Items listed in a dataset
++++++++

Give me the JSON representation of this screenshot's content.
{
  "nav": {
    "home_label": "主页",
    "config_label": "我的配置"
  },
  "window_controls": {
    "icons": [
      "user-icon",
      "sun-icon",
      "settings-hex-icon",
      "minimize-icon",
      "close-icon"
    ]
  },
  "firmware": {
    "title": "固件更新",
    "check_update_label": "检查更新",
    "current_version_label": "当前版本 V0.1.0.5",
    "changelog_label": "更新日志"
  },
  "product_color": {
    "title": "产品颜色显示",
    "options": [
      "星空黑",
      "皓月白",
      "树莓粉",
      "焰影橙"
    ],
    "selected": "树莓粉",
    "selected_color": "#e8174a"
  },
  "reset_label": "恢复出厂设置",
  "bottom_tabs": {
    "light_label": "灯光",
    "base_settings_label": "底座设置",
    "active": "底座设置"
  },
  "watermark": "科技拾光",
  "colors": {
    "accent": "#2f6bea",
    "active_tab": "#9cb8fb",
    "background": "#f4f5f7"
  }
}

++++++++

- _Required work_
Restate every record exactly, leaving nothing out.

- _Solution for this exercise_
Give me the JSON representation of this screenshot's content.
{
  "nav": {
    "home_label": "主页",
    "config_label": "我的配置"
  },
  "window_controls": {
    "icons": [
      "user-icon",
      "sun-icon",
      "settings-hex-icon",
      "minimize-icon",
      "close-icon"
    ]
  },
  "firmware": {
    "title": "固件更新",
    "check_update_label": "检查更新",
    "current_version_label": "当前版本 V0.1.0.5",
    "changelog_label": "更新日志"
  },
  "product_color": {
    "title": "产品颜色显示",
    "options": [
      "星空黑",
      "皓月白",
      "树莓粉",
      "焰影橙"
    ],
    "selected": "树莓粉",
    "selected_color": "#e8174a"
  },
  "reset_label": "恢复出厂设置",
  "bottom_tabs": {
    "light_label": "灯光",
    "base_settings_label": "底座设置",
    "active": "底座设置"
  },
  "watermark": "科技拾光",
  "colors": {
    "accent": "#2f6bea",
    "active_tab": "#9cb8fb",
    "background": "#f4f5f7"
  }
}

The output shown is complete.